## What you are asked to do
Reproduce the entries in full, with no changes.

* * *

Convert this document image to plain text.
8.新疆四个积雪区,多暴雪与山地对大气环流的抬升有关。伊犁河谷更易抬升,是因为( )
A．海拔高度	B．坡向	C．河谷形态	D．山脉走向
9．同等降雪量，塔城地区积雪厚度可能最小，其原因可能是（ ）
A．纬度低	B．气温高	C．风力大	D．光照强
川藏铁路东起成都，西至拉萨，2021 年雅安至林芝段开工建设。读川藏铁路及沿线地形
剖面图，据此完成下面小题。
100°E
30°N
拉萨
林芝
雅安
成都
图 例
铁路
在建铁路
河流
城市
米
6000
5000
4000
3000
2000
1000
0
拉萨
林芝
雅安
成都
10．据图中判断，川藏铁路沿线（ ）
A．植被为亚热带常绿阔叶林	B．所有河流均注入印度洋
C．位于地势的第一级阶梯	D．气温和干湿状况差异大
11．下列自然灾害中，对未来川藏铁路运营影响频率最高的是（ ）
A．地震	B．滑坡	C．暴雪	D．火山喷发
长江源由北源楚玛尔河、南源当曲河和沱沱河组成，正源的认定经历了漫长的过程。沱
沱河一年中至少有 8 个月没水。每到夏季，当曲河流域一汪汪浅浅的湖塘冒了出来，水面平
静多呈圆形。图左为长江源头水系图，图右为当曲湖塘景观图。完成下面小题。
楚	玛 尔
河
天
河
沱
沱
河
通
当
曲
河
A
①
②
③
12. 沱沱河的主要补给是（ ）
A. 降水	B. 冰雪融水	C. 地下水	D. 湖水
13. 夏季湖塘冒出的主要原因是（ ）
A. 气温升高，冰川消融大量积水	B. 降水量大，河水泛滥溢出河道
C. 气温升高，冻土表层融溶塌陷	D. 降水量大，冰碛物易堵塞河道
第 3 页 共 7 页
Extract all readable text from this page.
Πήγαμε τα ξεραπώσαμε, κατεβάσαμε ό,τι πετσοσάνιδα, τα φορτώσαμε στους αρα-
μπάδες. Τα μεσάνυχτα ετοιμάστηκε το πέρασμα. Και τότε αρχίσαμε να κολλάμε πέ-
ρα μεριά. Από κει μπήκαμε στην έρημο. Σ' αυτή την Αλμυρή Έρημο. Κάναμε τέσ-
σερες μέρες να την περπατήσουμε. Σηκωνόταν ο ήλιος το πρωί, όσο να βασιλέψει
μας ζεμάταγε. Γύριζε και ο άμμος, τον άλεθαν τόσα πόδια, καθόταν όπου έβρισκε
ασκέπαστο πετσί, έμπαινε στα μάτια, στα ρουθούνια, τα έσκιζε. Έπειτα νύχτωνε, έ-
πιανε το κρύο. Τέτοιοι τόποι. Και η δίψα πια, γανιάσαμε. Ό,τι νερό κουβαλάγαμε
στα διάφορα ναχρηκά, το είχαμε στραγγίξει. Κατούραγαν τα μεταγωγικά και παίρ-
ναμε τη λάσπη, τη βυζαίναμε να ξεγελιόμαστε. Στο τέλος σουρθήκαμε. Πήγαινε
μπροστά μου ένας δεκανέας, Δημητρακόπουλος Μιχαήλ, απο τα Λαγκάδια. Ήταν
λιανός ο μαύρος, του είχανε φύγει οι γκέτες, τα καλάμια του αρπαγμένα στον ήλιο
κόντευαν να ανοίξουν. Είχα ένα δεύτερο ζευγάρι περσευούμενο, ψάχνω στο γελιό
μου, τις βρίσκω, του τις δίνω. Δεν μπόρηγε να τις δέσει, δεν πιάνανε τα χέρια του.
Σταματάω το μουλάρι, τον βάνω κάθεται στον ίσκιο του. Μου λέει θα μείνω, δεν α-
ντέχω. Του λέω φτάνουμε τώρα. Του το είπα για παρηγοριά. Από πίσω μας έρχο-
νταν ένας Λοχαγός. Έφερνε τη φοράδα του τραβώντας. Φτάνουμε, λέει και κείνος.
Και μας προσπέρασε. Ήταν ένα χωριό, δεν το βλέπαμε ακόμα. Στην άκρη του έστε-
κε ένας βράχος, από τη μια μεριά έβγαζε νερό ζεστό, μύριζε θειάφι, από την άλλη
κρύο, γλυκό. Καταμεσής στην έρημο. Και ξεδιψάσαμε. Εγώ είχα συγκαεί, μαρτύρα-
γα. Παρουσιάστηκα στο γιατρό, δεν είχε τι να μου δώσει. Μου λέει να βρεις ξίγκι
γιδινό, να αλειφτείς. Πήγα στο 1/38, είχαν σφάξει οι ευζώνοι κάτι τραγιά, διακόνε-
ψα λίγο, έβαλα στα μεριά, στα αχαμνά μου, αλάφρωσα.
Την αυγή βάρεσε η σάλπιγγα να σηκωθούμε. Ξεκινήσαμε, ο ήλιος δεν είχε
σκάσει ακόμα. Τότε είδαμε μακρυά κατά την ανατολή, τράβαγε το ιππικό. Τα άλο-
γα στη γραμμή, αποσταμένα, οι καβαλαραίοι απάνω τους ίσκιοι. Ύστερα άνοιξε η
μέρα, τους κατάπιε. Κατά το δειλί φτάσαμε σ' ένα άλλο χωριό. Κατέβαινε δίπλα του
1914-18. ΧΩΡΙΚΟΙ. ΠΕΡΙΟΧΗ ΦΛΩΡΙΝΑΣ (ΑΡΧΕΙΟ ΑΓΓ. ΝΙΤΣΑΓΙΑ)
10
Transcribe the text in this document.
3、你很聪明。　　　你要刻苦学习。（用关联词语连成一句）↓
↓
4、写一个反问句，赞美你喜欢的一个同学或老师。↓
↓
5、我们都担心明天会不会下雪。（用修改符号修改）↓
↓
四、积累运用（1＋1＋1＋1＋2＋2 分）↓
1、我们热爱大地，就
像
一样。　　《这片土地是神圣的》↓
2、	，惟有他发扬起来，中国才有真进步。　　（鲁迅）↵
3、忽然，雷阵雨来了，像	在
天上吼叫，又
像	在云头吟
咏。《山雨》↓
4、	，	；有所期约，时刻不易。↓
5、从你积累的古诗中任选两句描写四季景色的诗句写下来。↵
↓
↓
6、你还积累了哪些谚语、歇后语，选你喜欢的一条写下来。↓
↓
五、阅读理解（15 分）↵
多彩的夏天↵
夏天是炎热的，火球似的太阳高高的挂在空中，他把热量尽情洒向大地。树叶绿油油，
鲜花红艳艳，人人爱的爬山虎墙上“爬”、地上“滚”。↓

* * *

## Written answer
Convert this document image to plain text.
8.新疆四个积雪区,多暴雪与山地对大气环流的抬升有关。伊犁河谷更易抬升,是因为( )
A．海拔高度	B．坡向	C．河谷形态	D．山脉走向
9．同等降雪量，塔城地区积雪厚度可能最小，其原因可能是（ ）
A．纬度低	B．气温高	C．风力大	D．光照强
川藏铁路东起成都，西至拉萨，2021 年雅安至林芝段开工建设。读川藏铁路及沿线地形
剖面图，据此完成下面小题。
100°E
30°N
拉萨
林芝
雅安
成都
图 例
铁路
在建铁路
河流
城市
米
6000
5000
4000
3000
2000
1000
0
拉萨
林芝
雅安
成都
10．据图中判断，川藏铁路沿线（ ）
A．植被为亚热带常绿阔叶林	B．所有河流均注入印度洋
C．位于地势的第一级阶梯	D．气温和干湿状况差异大
11．下列自然灾害中，对未来川藏铁路运营影响频率最高的是（ ）
A．地震	B．滑坡	C．暴雪	D．火山喷发
长江源由北源楚玛尔河、南源当曲河和沱沱河组成，正源的认定经历了漫长的过程。沱
沱河一年中至少有 8 个月没水。每到夏季，当曲河流域一汪汪浅浅的湖塘冒了出来，水面平
静多呈圆形。图左为长江源头水系图，图右为当曲湖塘景观图。完成下面小题。
楚	玛 尔
河
天
河
沱
沱
河
通
当
曲
河
A
①
②
③
12. 沱沱河的主要补给是（ ）
A. 降水	B. 冰雪融水	C. 地下水	D. 湖水
13. 夏季湖塘冒出的主要原因是（ ）
A. 气温升高，冰川消融大量积水	B. 降水量大，河水泛滥溢出河道
C. 气温升高，冻土表层融溶塌陷	D. 降水量大，冰碛物易堵塞河道
第 3 页 共 7 页
Extract all readable text from this page.
Πήγαμε τα ξεραπώσαμε, κατεβάσαμε ό,τι πετσοσάνιδα, τα φορτώσαμε στους αρα-
μπάδες. Τα μεσάνυχτα ετοιμάστηκε το πέρασμα. Και τότε αρχίσαμε να κολλάμε πέ-
ρα μεριά. Από κει μπήκαμε στην έρημο. Σ' αυτή την Αλμυρή Έρημο. Κάναμε τέσ-
σερες μέρες να την περπατήσουμε. Σηκωνόταν ο ήλιος το πρωί, όσο να βασιλέψει
μας ζεμάταγε. Γύριζε και ο άμμος, τον άλεθαν τόσα πόδια, καθόταν όπου έβρισκε
ασκέπαστο πετσί, έμπαινε στα μάτια, στα ρουθούνια, τα έσκιζε. Έπειτα νύχτωνε, έ-
πιανε το κρύο. Τέτοιοι τόποι. Και η δίψα πια, γανιάσαμε. Ό,τι νερό κουβαλάγαμε
στα διάφορα ναχρηκά, το είχαμε στραγγίξει. Κατούραγαν τα μεταγωγικά και παίρ-
ναμε τη λάσπη, τη βυζαίναμε να ξεγελιόμαστε. Στο τέλος σουρθήκαμε. Πήγαινε
μπροστά μου ένας δεκανέας, Δημητρακόπουλος Μιχαήλ, απο τα Λαγκάδια. Ήταν
λιανός ο μαύρος, του είχανε φύγει οι γκέτες, τα καλάμια του αρπαγμένα στον ήλιο
κόντευαν να ανοίξουν. Είχα ένα δεύτερο ζευγάρι περσευούμενο, ψάχνω στο γελιό
μου, τις βρίσκω, του τις δίνω. Δεν μπόρηγε να τις δέσει, δεν πιάνανε τα χέρια του.
Σταματάω το μουλάρι, τον βάνω κάθεται στον ίσκιο του. Μου λέει θα μείνω, δεν α-
ντέχω. Του λέω φτάνουμε τώρα. Του το είπα για παρηγοριά. Από πίσω μας έρχο-
νταν ένας Λοχαγός. Έφερνε τη φοράδα του τραβώντας. Φτάνουμε, λέει και κείνος.
Και μας προσπέρασε. Ήταν ένα χωριό, δεν το βλέπαμε ακόμα. Στην άκρη του έστε-
κε ένας βράχος, από τη μια μεριά έβγαζε νερό ζεστό, μύριζε θειάφι, από την άλλη
κρύο, γλυκό. Καταμεσής στην έρημο. Και ξεδιψάσαμε. Εγώ είχα συγκαεί, μαρτύρα-
γα. Παρουσιάστηκα στο γιατρό, δεν είχε τι να μου δώσει. Μου λέει να βρεις ξίγκι
γιδινό, να αλειφτείς. Πήγα στο 1/38, είχαν σφάξει οι ευζώνοι κάτι τραγιά, διακόνε-
ψα λίγο, έβαλα στα μεριά, στα αχαμνά μου, αλάφρωσα.
Την αυγή βάρεσε η σάλπιγγα να σηκωθούμε. Ξεκινήσαμε, ο ήλιος δεν είχε
σκάσει ακόμα. Τότε είδαμε μακρυά κατά την ανατολή, τράβαγε το ιππικό. Τα άλο-
γα στη γραμμή, αποσταμένα, οι καβαλαραίοι απάνω τους ίσκιοι. Ύστερα άνοιξε η
μέρα, τους κατάπιε. Κατά το δειλί φτάσαμε σ' ένα άλλο χωριό. Κατέβαινε δίπλα του
1914-18. ΧΩΡΙΚΟΙ. ΠΕΡΙΟΧΗ ΦΛΩΡΙΝΑΣ (ΑΡΧΕΙΟ ΑΓΓ. ΝΙΤΣΑΓΙΑ)
10
Transcribe the text in this document.
3、你很聪明。　　　你要刻苦学习。（用关联词语连成一句）↓
↓
4、写一个反问句，赞美你喜欢的一个同学或老师。↓
↓
5、我们都担心明天会不会下雪。（用修改符号修改）↓
↓
四、积累运用（1＋1＋1＋1＋2＋2 分）↓
1、我们热爱大地，就
像
一样。　　《这片土地是神圣的》↓
2、	，惟有他发扬起来，中国才有真进步。　　（鲁迅）↵
3、忽然，雷阵雨来了，像	在
天上吼叫，又
像	在云头吟
咏。《山雨》↓
4、	，	；有所期约，时刻不易。↓
5、从你积累的古诗中任选两句描写四季景色的诗句写下来。↵
↓
↓
6、你还积累了哪些谚语、歇后语，选你喜欢的一条写下来。↓
↓
五、阅读理解（15 分）↵
多彩的夏天↵
夏天是炎热的，火球似的太阳高高的挂在空中，他把热量尽情洒向大地。树叶绿油油，
鲜花红艳艳，人人爱的爬山虎墙上“爬”、地上“滚”。↓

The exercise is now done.